● Source passage
# Can't Share files between PC under same workgroup



## asoundmind (Nov 1, 2006)

Hi All, this is my first post in this forum, and hopefully not my last :heartlove

First of all I would apologize if this has been posted b4.

I want to share files between PC A n B under the same wireless netwok. The problem is I can't access them. 

Here are the situations:
- Both PC are running the same WIN XP SP2. Both have guess accounts. Sharing folder permission has been abled to ALL
- PC A can view PC B, but PC A cannot access the files in PC B. I recieved this error "you might not have permission to use this network resource. Please contact your administrator"
- PC B can't view PC A, can't access the files as well
- PC A can ping PC B, but not the opposite

I hope the situations listed above are quite clear to get the solutions from you guys. Thanks in advance.


----------



## MrCarl007 (Jul 3, 2006)

Did you check to make sure that Windows Firewall is not turned on.


----------



## asoundmind (Nov 1, 2006)

Yes, Both are turned-off. PC A is using zonealarm whcih I have set to allow PC B. PC B doesn't use any firewall


----------



## MrCarl007 (Jul 3, 2006)

Try to turn off Zone alarm then try it again and let me know what you get.


----------

(Records from a dataset)
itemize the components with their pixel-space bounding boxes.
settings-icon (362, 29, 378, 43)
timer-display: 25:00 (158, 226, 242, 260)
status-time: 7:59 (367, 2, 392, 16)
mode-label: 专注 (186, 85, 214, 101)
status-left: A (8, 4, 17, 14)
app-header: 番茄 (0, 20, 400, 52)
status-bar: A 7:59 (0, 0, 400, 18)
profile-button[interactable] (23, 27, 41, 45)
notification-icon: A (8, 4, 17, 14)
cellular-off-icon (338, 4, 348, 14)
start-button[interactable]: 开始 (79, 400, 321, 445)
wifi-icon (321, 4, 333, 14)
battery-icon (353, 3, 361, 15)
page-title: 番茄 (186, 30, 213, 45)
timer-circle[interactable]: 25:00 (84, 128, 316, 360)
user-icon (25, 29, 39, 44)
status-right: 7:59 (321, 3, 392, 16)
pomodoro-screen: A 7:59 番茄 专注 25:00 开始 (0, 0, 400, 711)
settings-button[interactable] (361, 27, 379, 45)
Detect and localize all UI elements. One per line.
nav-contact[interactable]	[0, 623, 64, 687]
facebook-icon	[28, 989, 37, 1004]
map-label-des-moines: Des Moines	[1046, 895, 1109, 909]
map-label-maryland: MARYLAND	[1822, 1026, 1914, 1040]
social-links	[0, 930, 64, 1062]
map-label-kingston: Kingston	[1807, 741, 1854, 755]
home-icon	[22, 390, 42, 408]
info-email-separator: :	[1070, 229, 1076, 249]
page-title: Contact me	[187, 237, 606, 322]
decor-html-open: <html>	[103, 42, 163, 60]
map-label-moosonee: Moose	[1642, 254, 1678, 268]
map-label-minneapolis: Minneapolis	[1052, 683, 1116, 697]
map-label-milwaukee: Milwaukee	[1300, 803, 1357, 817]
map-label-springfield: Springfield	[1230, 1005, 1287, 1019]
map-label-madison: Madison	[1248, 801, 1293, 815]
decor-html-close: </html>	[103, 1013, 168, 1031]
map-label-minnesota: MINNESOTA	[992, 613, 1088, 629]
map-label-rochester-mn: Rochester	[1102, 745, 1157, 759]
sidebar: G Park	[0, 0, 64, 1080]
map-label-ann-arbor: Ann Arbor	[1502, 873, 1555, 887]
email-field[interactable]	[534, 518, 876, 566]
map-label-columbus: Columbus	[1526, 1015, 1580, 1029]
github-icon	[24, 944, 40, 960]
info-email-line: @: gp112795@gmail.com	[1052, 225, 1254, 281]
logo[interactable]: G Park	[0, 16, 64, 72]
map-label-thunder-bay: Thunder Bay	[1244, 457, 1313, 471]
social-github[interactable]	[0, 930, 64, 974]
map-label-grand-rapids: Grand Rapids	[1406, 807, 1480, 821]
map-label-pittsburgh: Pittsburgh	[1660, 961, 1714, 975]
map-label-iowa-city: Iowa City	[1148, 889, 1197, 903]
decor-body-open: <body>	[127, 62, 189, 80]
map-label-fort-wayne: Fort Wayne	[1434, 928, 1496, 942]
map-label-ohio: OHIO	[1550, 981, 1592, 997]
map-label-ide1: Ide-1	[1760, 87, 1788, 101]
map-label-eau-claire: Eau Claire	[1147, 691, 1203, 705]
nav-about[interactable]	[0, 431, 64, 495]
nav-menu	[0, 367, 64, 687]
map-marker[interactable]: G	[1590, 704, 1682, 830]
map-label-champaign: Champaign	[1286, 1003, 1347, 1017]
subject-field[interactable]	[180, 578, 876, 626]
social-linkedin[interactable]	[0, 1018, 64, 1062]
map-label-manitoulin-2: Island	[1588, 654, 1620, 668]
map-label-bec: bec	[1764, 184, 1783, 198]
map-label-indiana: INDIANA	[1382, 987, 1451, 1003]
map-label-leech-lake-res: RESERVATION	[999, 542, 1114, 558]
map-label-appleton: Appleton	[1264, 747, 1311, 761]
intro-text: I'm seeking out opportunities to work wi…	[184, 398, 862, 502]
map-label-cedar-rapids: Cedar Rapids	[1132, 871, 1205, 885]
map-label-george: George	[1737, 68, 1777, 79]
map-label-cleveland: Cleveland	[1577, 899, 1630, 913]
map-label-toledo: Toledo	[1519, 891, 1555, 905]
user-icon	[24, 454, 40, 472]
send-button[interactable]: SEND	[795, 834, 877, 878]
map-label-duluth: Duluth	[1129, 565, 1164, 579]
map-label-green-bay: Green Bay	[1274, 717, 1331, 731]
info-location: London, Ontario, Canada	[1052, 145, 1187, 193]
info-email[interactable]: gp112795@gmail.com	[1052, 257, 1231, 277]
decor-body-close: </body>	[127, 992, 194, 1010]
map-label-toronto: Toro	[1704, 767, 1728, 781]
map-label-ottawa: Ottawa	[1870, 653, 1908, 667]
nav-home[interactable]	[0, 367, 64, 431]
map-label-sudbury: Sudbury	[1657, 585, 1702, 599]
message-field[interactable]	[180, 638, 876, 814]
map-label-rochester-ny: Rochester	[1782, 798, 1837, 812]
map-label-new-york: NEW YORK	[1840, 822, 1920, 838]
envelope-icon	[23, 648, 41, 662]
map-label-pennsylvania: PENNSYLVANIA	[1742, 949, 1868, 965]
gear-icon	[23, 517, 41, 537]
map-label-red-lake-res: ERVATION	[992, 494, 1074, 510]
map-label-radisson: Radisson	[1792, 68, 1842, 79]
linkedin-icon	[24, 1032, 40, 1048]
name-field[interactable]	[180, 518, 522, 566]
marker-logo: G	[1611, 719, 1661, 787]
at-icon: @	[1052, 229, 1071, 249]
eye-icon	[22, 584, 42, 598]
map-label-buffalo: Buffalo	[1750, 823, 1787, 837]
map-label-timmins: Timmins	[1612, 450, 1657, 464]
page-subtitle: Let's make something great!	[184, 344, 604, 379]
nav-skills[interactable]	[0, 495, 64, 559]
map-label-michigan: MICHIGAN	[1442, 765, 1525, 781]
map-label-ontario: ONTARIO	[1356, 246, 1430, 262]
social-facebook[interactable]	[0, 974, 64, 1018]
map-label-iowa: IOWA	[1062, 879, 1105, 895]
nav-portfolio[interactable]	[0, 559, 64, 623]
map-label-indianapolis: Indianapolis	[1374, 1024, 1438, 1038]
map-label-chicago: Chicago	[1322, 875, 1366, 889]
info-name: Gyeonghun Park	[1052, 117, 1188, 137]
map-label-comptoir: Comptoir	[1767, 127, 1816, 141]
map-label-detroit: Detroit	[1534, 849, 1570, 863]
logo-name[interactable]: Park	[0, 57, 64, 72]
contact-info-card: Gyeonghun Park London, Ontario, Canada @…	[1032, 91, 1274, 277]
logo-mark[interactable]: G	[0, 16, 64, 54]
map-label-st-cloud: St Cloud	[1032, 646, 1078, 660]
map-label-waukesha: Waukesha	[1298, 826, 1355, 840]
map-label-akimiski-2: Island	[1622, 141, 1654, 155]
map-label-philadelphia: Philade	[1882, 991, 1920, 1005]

● Tasks to complete
1. List each of the situations given as bullet points in the first post of the file-sharing thread above.
2. Please return the passage of the file-sharing thread from "Here are the" up to and including "Thanks in advance.".

● Results in order
1.
- Both PC are running the same WIN XP SP2. Both have guess accounts. Sharing folder permission has been abled to ALL
- PC A can view PC B, but PC A cannot access the files in PC B. I recieved this error "you might not have permission to use this network resource. Please contact your administrator"
- PC B can't view PC A, can't access the files as well
- PC A can ping PC B, but not the opposite

2.
Here are the situations:
- Both PC are running the same WIN XP SP2. Both have guess accounts. Sharing folder permission has been abled to ALL
- PC A can view PC B, but PC A cannot access the files in PC B. I recieved this error "you might not have permission to use this network resource. Please contact your administrator"
- PC B can't view PC A, can't access the files as well
- PC A can ping PC B, but not the opposite

I hope the situations listed above are quite clear to get the solutions from you guys. Thanks in advance.